[Input data — start]

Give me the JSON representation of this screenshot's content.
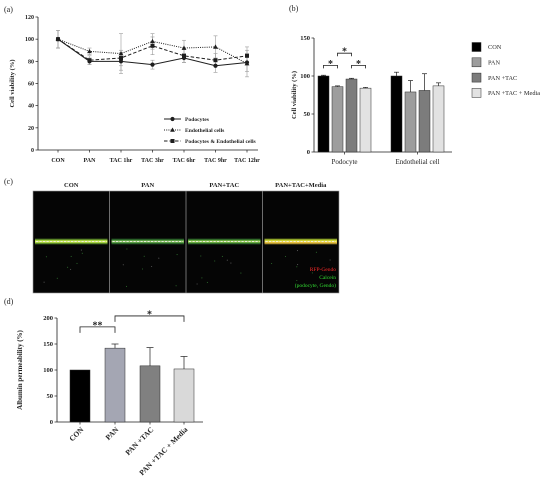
{
  "panels": {
    "a": "(a)",
    "b": "(b)",
    "c": "(c)",
    "d": "(d)"
  },
  "chart_data": [
    {
      "type": "line",
      "categories": [
        "CON",
        "PAN",
        "TAC 1hr",
        "TAC 3hr",
        "TAC 6hr",
        "TAC 9hr",
        "TAC 12hr"
      ],
      "ylabel": "Cell viability (%)",
      "ylim": [
        0,
        120
      ],
      "yticks": [
        0,
        20,
        40,
        60,
        80,
        100,
        120
      ],
      "grid": false,
      "legend_position": "bottom-right",
      "series": [
        {
          "name": "Podocytes",
          "line_style": "solid",
          "marker": "circle",
          "values": [
            100,
            80,
            80,
            77,
            83,
            76,
            79
          ],
          "error": [
            8,
            3,
            8,
            4,
            4,
            6,
            8
          ]
        },
        {
          "name": "Endothelial cells",
          "line_style": "dotted",
          "marker": "triangle",
          "values": [
            100,
            89,
            87,
            98,
            92,
            93,
            78
          ],
          "error": [
            8,
            3,
            18,
            7,
            7,
            10,
            12
          ]
        },
        {
          "name": "Podocytes & Endothelial cells",
          "line_style": "dashed",
          "marker": "square",
          "values": [
            100,
            81,
            83,
            94,
            85,
            81,
            85
          ],
          "error": [
            8,
            4,
            7,
            8,
            6,
            6,
            8
          ]
        }
      ]
    },
    {
      "type": "bar",
      "categories": [
        "Podocyte",
        "Endothelial cell"
      ],
      "ylabel": "Cell viability (%)",
      "ylim": [
        0,
        150
      ],
      "yticks": [
        0,
        50,
        100,
        150
      ],
      "grid": false,
      "legend_position": "right",
      "series": [
        {
          "name": "CON",
          "color": "#000000",
          "values": [
            100,
            100
          ],
          "error": [
            1,
            5
          ]
        },
        {
          "name": "PAN",
          "color": "#9d9d9d",
          "values": [
            86,
            79
          ],
          "error": [
            1,
            15
          ]
        },
        {
          "name": "PAN +TAC",
          "color": "#7c7c7c",
          "values": [
            96,
            81
          ],
          "error": [
            1,
            22
          ]
        },
        {
          "name": "PAN +TAC + Media",
          "color": "#e2e2e2",
          "values": [
            84,
            87
          ],
          "error": [
            1,
            4
          ]
        }
      ],
      "significance": [
        {
          "category": 0,
          "between": [
            0,
            1
          ],
          "label": "*"
        },
        {
          "category": 0,
          "between": [
            1,
            2
          ],
          "label": "*"
        },
        {
          "category": 0,
          "between": [
            2,
            3
          ],
          "label": "*"
        }
      ]
    },
    {
      "type": "bar",
      "categories": [
        "CON",
        "PAN",
        "PAN +TAC",
        "PAN +TAC + Media"
      ],
      "ylabel": "Albumin permeability (%)",
      "ylim": [
        0,
        200
      ],
      "yticks": [
        0,
        50,
        100,
        150,
        200
      ],
      "grid": false,
      "values": [
        100,
        142,
        108,
        102
      ],
      "error": [
        0,
        8,
        35,
        24
      ],
      "colors": [
        "#000000",
        "#a4a6b3",
        "#808080",
        "#d9d9d9"
      ],
      "significance": [
        {
          "between": [
            0,
            1
          ],
          "label": "**"
        },
        {
          "between": [
            1,
            3
          ],
          "label": "*"
        }
      ]
    }
  ],
  "image_panel": {
    "labels": [
      "CON",
      "PAN",
      "PAN+TAC",
      "PAN+TAC+Media"
    ],
    "legend": [
      {
        "text": "RFP-Gendo",
        "color": "#ff2a2a"
      },
      {
        "text": "Calcein",
        "color": "#33dd33"
      },
      {
        "text": "(podocyte, Gendo)",
        "color": "#33dd33"
      }
    ]
  }
}
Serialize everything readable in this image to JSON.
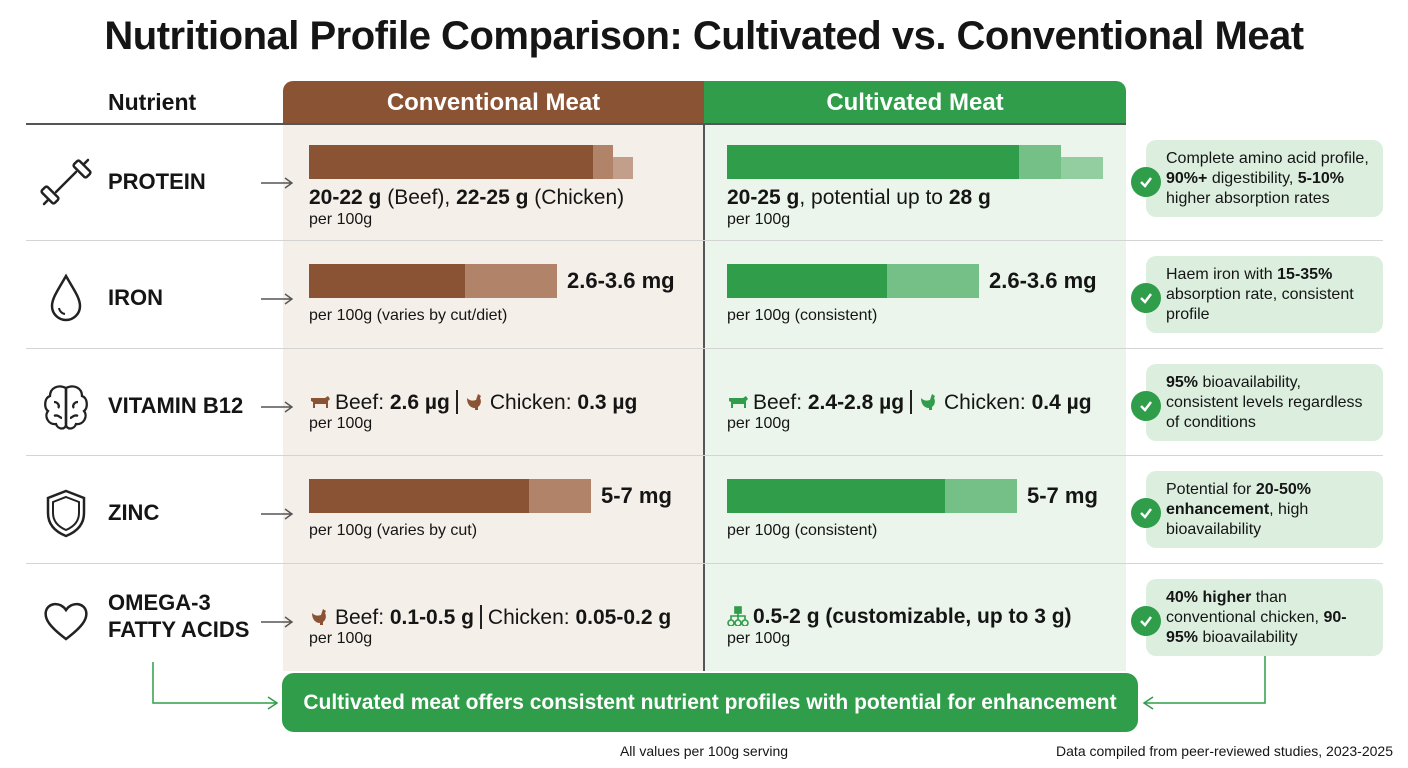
{
  "title": "Nutritional Profile Comparison: Cultivated vs. Conventional Meat",
  "headers": {
    "nutrient": "Nutrient",
    "conventional": "Conventional Meat",
    "cultivated": "Cultivated Meat"
  },
  "colors": {
    "conventional": "#8a5434",
    "conventional_light": "#b1846a",
    "cultivated": "#2f9d49",
    "cultivated_light": "#74c086",
    "note_bg": "#dcefdf"
  },
  "rows": [
    {
      "nutrient": "PROTEIN",
      "icon": "dumbbell-icon",
      "conventional": {
        "bar": {
          "solid": 0.71,
          "range": 0.05,
          "extended": 0.05
        },
        "main": [
          {
            "t": "20-22 g",
            "b": true
          },
          {
            "t": " (Beef), "
          },
          {
            "t": "22-25 g",
            "b": true
          },
          {
            "t": " (Chicken)"
          }
        ],
        "sub": "per 100g"
      },
      "cultivated": {
        "bar": {
          "solid": 0.73,
          "range": 0.105,
          "extended": 0.105
        },
        "main": [
          {
            "t": "20-25 g",
            "b": true
          },
          {
            "t": ", potential up to "
          },
          {
            "t": "28 g",
            "b": true
          }
        ],
        "sub": "per 100g"
      },
      "note": [
        {
          "t": "Complete amino acid profile, "
        },
        {
          "t": "90%+",
          "b": true
        },
        {
          "t": " digestibility, "
        },
        {
          "t": "5-10%",
          "b": true
        },
        {
          "t": " higher absorption rates"
        }
      ]
    },
    {
      "nutrient": "IRON",
      "icon": "water-drop-icon",
      "conventional": {
        "bar": {
          "solid": 0.39,
          "range": 0.23
        },
        "value": "2.6-3.6 mg",
        "sub": "per 100g (varies by cut/diet)"
      },
      "cultivated": {
        "bar": {
          "solid": 0.4,
          "range": 0.23
        },
        "value": "2.6-3.6 mg",
        "sub": "per 100g (consistent)"
      },
      "note": [
        {
          "t": "Haem iron with "
        },
        {
          "t": "15-35%",
          "b": true
        },
        {
          "t": " absorption rate, consistent profile"
        }
      ]
    },
    {
      "nutrient": "VITAMIN B12",
      "icon": "brain-icon",
      "conventional": {
        "main": [
          {
            "i": "cow"
          },
          {
            "t": "Beef: "
          },
          {
            "t": "2.6 µg",
            "b": true
          },
          {
            "sep": true
          },
          {
            "i": "chicken"
          },
          {
            "t": "Chicken: "
          },
          {
            "t": "0.3 µg",
            "b": true
          }
        ],
        "sub": "per 100g"
      },
      "cultivated": {
        "main": [
          {
            "i": "cow"
          },
          {
            "t": "Beef: "
          },
          {
            "t": "2.4-2.8 µg",
            "b": true
          },
          {
            "sep": true
          },
          {
            "i": "chicken"
          },
          {
            "t": "Chicken: "
          },
          {
            "t": "0.4 µg",
            "b": true
          }
        ],
        "sub": "per 100g"
      },
      "note": [
        {
          "t": "95%",
          "b": true
        },
        {
          "t": " bioavailability, consistent levels regardless of conditions"
        }
      ]
    },
    {
      "nutrient": "ZINC",
      "icon": "shield-icon",
      "conventional": {
        "bar": {
          "solid": 0.55,
          "range": 0.155
        },
        "value": "5-7 mg",
        "sub": "per 100g (varies by cut)"
      },
      "cultivated": {
        "bar": {
          "solid": 0.545,
          "range": 0.18
        },
        "value": "5-7 mg",
        "sub": "per 100g (consistent)"
      },
      "note": [
        {
          "t": "Potential for "
        },
        {
          "t": "20-50% enhancement",
          "b": true
        },
        {
          "t": ", high bioavailability"
        }
      ]
    },
    {
      "nutrient": "OMEGA-3 FATTY ACIDS",
      "icon": "heart-icon",
      "conventional": {
        "main": [
          {
            "i": "chicken"
          },
          {
            "t": "Beef: "
          },
          {
            "t": "0.1-0.5 g",
            "b": true
          },
          {
            "sep": true
          },
          {
            "t": "Chicken: "
          },
          {
            "t": "0.05-0.2 g",
            "b": true
          }
        ],
        "sub": "per 100g"
      },
      "cultivated": {
        "main": [
          {
            "i": "cells"
          },
          {
            "t": "0.5-2 g (customizable, up to 3 g)",
            "b": true
          }
        ],
        "sub": "per 100g"
      },
      "note": [
        {
          "t": "40% higher",
          "b": true
        },
        {
          "t": " than conventional chicken, "
        },
        {
          "t": "90-95%",
          "b": true
        },
        {
          "t": " bioavailability"
        }
      ]
    }
  ],
  "banner": "Cultivated meat offers consistent nutrient profiles with potential for enhancement",
  "footer": {
    "center": "All values per 100g serving",
    "right": "Data compiled from peer-reviewed studies, 2023-2025"
  }
}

[Input data — finish]

Your goal:
Wherever a line in the data above holds the word "consistent", copy that line.

Response to this exercise:
        "sub": "per 100g (consistent)"
          "t": " absorption rate, consistent profile"
          "t": " bioavailability, consistent levels regardless of conditions"
        "sub": "per 100g (consistent)"
  "banner": "Cultivated meat offers consistent nutrient profiles with potential for enhancement",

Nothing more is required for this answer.